WORK TO COMPLETE:
Search the material and gather each line with "ylabel" in it.
* Begin *
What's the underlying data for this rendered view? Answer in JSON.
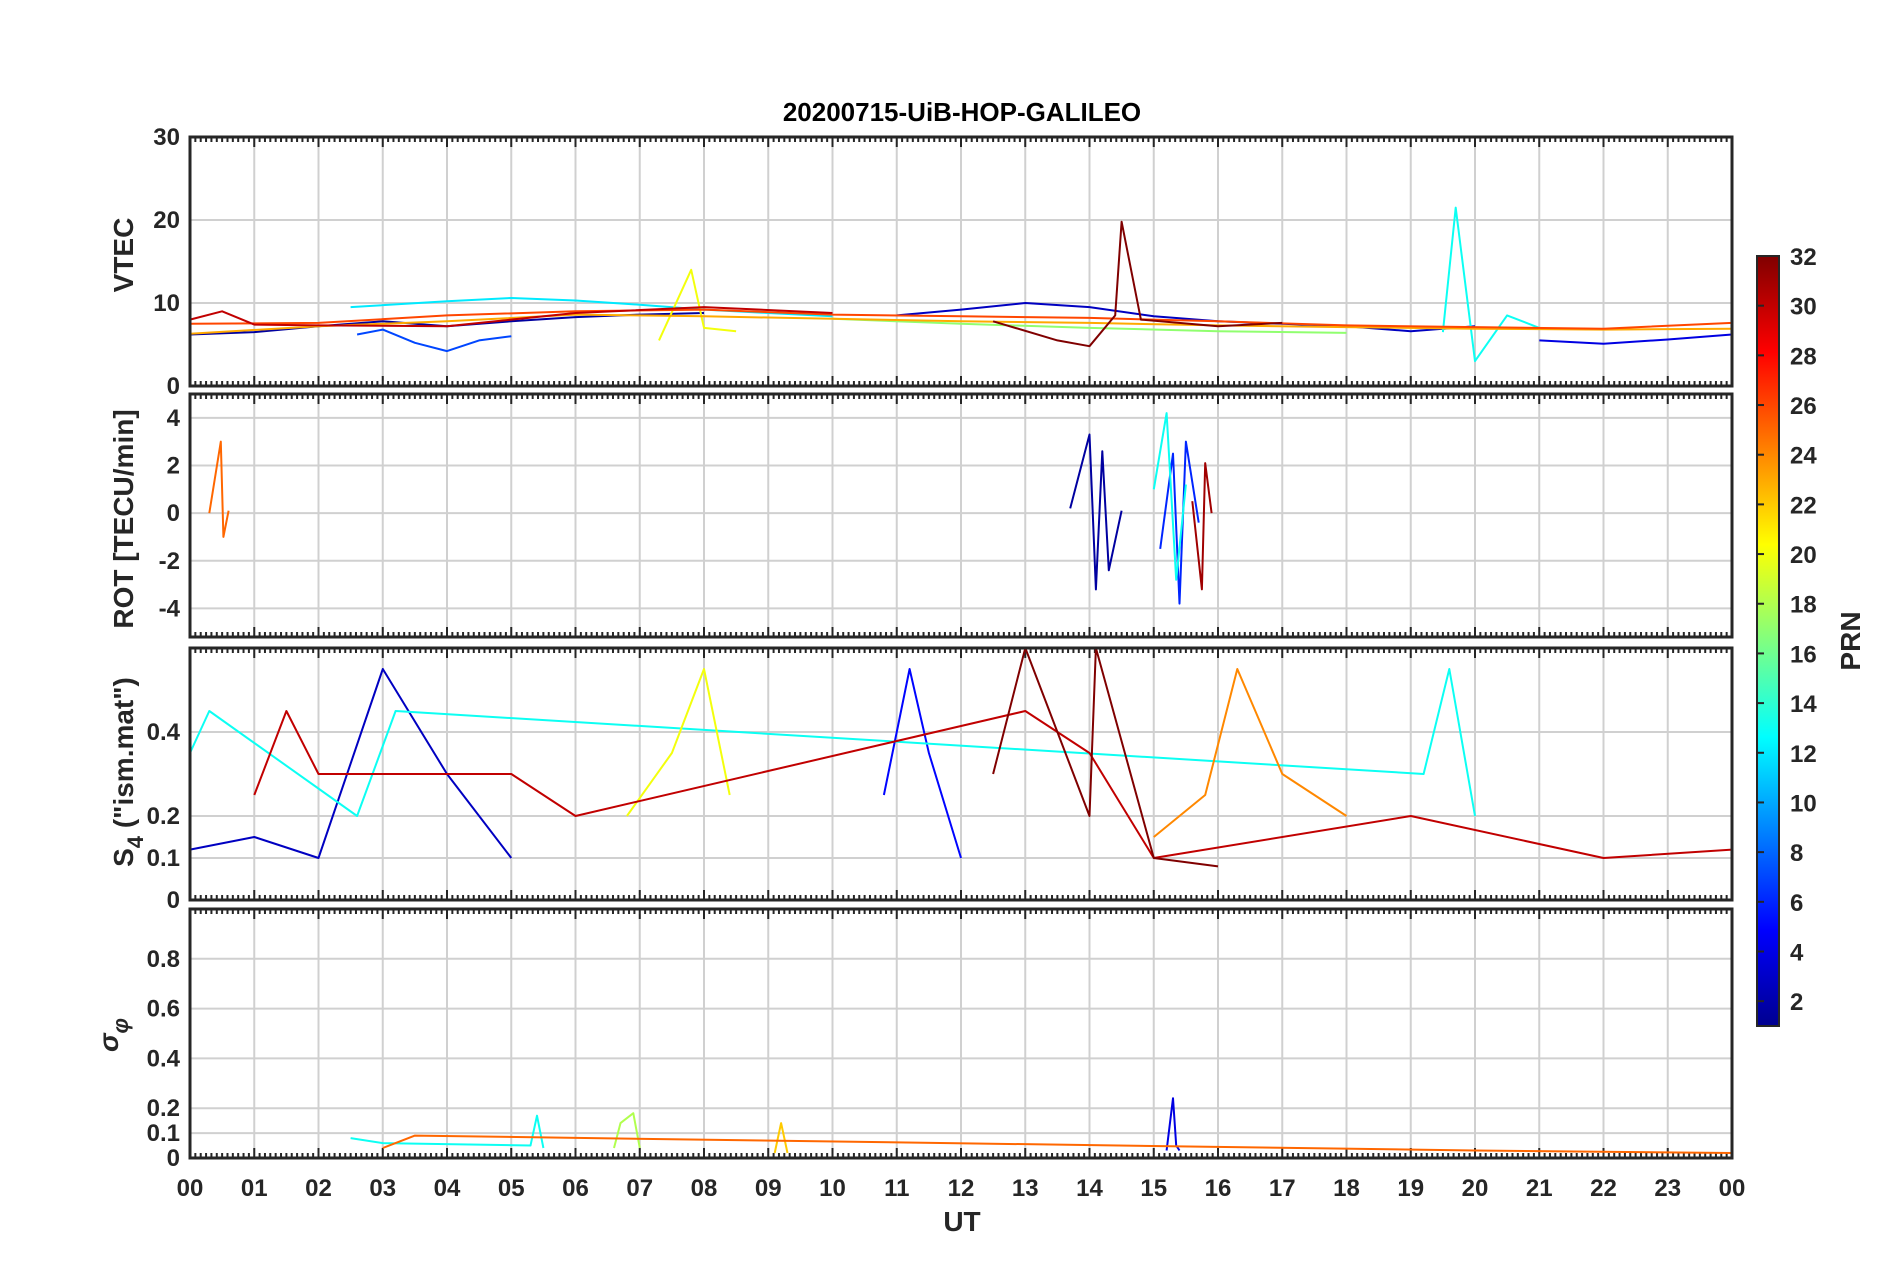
{
  "chart_data": [
    {
      "type": "line",
      "panel": "vtec",
      "title": "20200715-UiB-HOP-GALILEO",
      "ylabel": "VTEC",
      "ylim": [
        0,
        30
      ],
      "yticks": [
        "0",
        "10",
        "20",
        "30"
      ],
      "x_range_hours": [
        0,
        24
      ],
      "series_note": "colored by PRN",
      "series": [
        {
          "prn": 2,
          "x": [
            0,
            1,
            2,
            3,
            4,
            5,
            6,
            7,
            8
          ],
          "y": [
            6.2,
            6.5,
            7.2,
            7.8,
            7.2,
            7.8,
            8.3,
            8.6,
            8.8
          ]
        },
        {
          "prn": 3,
          "x": [
            11,
            12,
            13,
            14,
            15,
            16,
            17,
            18,
            19,
            20
          ],
          "y": [
            8.5,
            9.2,
            10.0,
            9.5,
            8.4,
            7.8,
            7.5,
            7.2,
            6.6,
            7.2
          ]
        },
        {
          "prn": 4,
          "x": [
            21,
            22,
            23,
            24
          ],
          "y": [
            5.5,
            5.1,
            5.6,
            6.2
          ]
        },
        {
          "prn": 7,
          "x": [
            2.6,
            3,
            3.5,
            4,
            4.5,
            5
          ],
          "y": [
            6.2,
            6.8,
            5.2,
            4.2,
            5.5,
            6.0
          ]
        },
        {
          "prn": 12,
          "x": [
            2.5,
            4,
            5,
            6,
            7,
            8,
            9,
            10
          ],
          "y": [
            9.5,
            10.2,
            10.6,
            10.3,
            9.8,
            9.2,
            8.8,
            8.4
          ]
        },
        {
          "prn": 13,
          "x": [
            19.5,
            19.7,
            20,
            20.5,
            21
          ],
          "y": [
            6.5,
            21.5,
            3.0,
            8.5,
            7.0
          ]
        },
        {
          "prn": 17,
          "x": [
            10,
            12,
            14,
            16,
            18
          ],
          "y": [
            8.1,
            7.5,
            7.0,
            6.6,
            6.4
          ]
        },
        {
          "prn": 20,
          "x": [
            7.3,
            7.8,
            8,
            8.5
          ],
          "y": [
            5.5,
            14.0,
            7.0,
            6.6
          ]
        },
        {
          "prn": 23,
          "x": [
            0,
            2,
            4,
            6,
            8,
            10,
            12,
            14,
            16,
            18,
            20,
            22,
            24
          ],
          "y": [
            6.3,
            7.2,
            7.8,
            8.6,
            8.4,
            8.1,
            7.8,
            7.6,
            7.3,
            7.1,
            6.9,
            6.8,
            6.9
          ]
        },
        {
          "prn": 26,
          "x": [
            0,
            2,
            4,
            6,
            8,
            10,
            12,
            14,
            16,
            18,
            20,
            22,
            24
          ],
          "y": [
            7.5,
            7.6,
            8.5,
            9.0,
            9.2,
            8.6,
            8.4,
            8.2,
            7.8,
            7.3,
            7.1,
            6.9,
            7.6
          ]
        },
        {
          "prn": 30,
          "x": [
            0,
            0.5,
            1,
            2,
            4,
            6,
            8,
            10
          ],
          "y": [
            8.0,
            9.0,
            7.4,
            7.3,
            7.2,
            8.8,
            9.5,
            8.8
          ]
        },
        {
          "prn": 32,
          "x": [
            12.5,
            13.5,
            14,
            14.4,
            14.5,
            14.8,
            16,
            17
          ],
          "y": [
            7.8,
            5.5,
            4.8,
            8.5,
            19.8,
            8.0,
            7.2,
            7.6
          ]
        }
      ]
    },
    {
      "type": "line",
      "panel": "rot",
      "ylabel": "ROT [TECU/min]",
      "ylim": [
        -5.2,
        5
      ],
      "yticks": [
        "-4",
        "-2",
        "0",
        "2",
        "4"
      ],
      "x_range_hours": [
        0,
        24
      ],
      "series": [
        {
          "prn": 2,
          "x": [
            13.7,
            14,
            14.1,
            14.2,
            14.3,
            14.5
          ],
          "y": [
            0.2,
            3.3,
            -3.2,
            2.6,
            -2.4,
            0.1
          ]
        },
        {
          "prn": 6,
          "x": [
            15.1,
            15.3,
            15.4,
            15.5,
            15.7
          ],
          "y": [
            -1.5,
            2.5,
            -3.8,
            3.0,
            -0.4
          ]
        },
        {
          "prn": 13,
          "x": [
            15.0,
            15.2,
            15.35,
            15.5
          ],
          "y": [
            1.0,
            4.2,
            -2.8,
            1.2
          ]
        },
        {
          "prn": 25,
          "x": [
            0.3,
            0.48,
            0.52,
            0.6
          ],
          "y": [
            0.0,
            3.0,
            -1.0,
            0.1
          ]
        },
        {
          "prn": 31,
          "x": [
            15.6,
            15.75,
            15.8,
            15.9
          ],
          "y": [
            0.5,
            -3.2,
            2.1,
            0.0
          ]
        }
      ]
    },
    {
      "type": "line",
      "panel": "s4",
      "ylabel": "S4 (\"ism.mat\")",
      "ylim": [
        0,
        0.6
      ],
      "yticks": [
        "0",
        "0.1",
        "0.2",
        "0.4"
      ],
      "x_range_hours": [
        0,
        24
      ],
      "series": [
        {
          "prn": 3,
          "x": [
            0,
            1,
            2,
            3,
            4,
            5
          ],
          "y": [
            0.12,
            0.15,
            0.1,
            0.55,
            0.3,
            0.1
          ]
        },
        {
          "prn": 5,
          "x": [
            10.8,
            11.2,
            11.5,
            12
          ],
          "y": [
            0.25,
            0.55,
            0.35,
            0.1
          ]
        },
        {
          "prn": 13,
          "x": [
            0,
            0.3,
            2.6,
            3.2,
            19.2,
            19.6,
            20
          ],
          "y": [
            0.35,
            0.45,
            0.2,
            0.45,
            0.3,
            0.55,
            0.2
          ]
        },
        {
          "prn": 20,
          "x": [
            6.8,
            7.5,
            8,
            8.4
          ],
          "y": [
            0.2,
            0.35,
            0.55,
            0.25
          ]
        },
        {
          "prn": 24,
          "x": [
            15,
            15.8,
            16.3,
            17,
            18
          ],
          "y": [
            0.15,
            0.25,
            0.55,
            0.3,
            0.2
          ]
        },
        {
          "prn": 30,
          "x": [
            1,
            1.5,
            2,
            5,
            6,
            13,
            14,
            15,
            19,
            22,
            24
          ],
          "y": [
            0.25,
            0.45,
            0.3,
            0.3,
            0.2,
            0.45,
            0.35,
            0.1,
            0.2,
            0.1,
            0.12
          ]
        },
        {
          "prn": 32,
          "x": [
            12.5,
            13,
            14,
            14.1,
            15,
            16
          ],
          "y": [
            0.3,
            0.6,
            0.2,
            0.6,
            0.1,
            0.08
          ]
        }
      ]
    },
    {
      "type": "line",
      "panel": "sigma_phi",
      "ylabel": "σφ",
      "ylim": [
        0,
        1
      ],
      "yticks": [
        "0",
        "0.1",
        "0.2",
        "0.4",
        "0.6",
        "0.8"
      ],
      "x_range_hours": [
        0,
        24
      ],
      "series": [
        {
          "prn": 4,
          "x": [
            15.2,
            15.3,
            15.35,
            15.4
          ],
          "y": [
            0.03,
            0.24,
            0.05,
            0.03
          ]
        },
        {
          "prn": 13,
          "x": [
            2.5,
            3,
            5.3,
            5.4,
            5.5
          ],
          "y": [
            0.08,
            0.06,
            0.05,
            0.17,
            0.04
          ]
        },
        {
          "prn": 18,
          "x": [
            6.6,
            6.7,
            6.9,
            7.0
          ],
          "y": [
            0.04,
            0.14,
            0.18,
            0.04
          ]
        },
        {
          "prn": 22,
          "x": [
            9.1,
            9.2,
            9.3
          ],
          "y": [
            0.02,
            0.14,
            0.02
          ]
        },
        {
          "prn": 25,
          "x": [
            3,
            3.5,
            20,
            24
          ],
          "y": [
            0.04,
            0.09,
            0.03,
            0.02
          ]
        }
      ]
    }
  ],
  "xaxis": {
    "label": "UT",
    "ticks": [
      "00",
      "01",
      "02",
      "03",
      "04",
      "05",
      "06",
      "07",
      "08",
      "09",
      "10",
      "11",
      "12",
      "13",
      "14",
      "15",
      "16",
      "17",
      "18",
      "19",
      "20",
      "21",
      "22",
      "23",
      "00"
    ]
  },
  "colorbar": {
    "label": "PRN",
    "range": [
      1,
      32
    ],
    "ticks": [
      "2",
      "4",
      "6",
      "8",
      "10",
      "12",
      "14",
      "16",
      "18",
      "20",
      "22",
      "24",
      "26",
      "28",
      "30",
      "32"
    ],
    "colormap": "jet"
  },
  "panel_labels": {
    "vtec": "VTEC",
    "rot": "ROT [TECU/min]",
    "s4_main": "S",
    "s4_sub": "4",
    "s4_rest": " (\"ism.mat\")",
    "sigma_main": "σ",
    "sigma_sub": "φ"
  }
}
* End *
FINAL ANSWER:
      "ylabel": "VTEC",
      "ylabel": "ROT [TECU/min]",
      "ylabel": "S4 (\"ism.mat\")",
      "ylabel": "σφ",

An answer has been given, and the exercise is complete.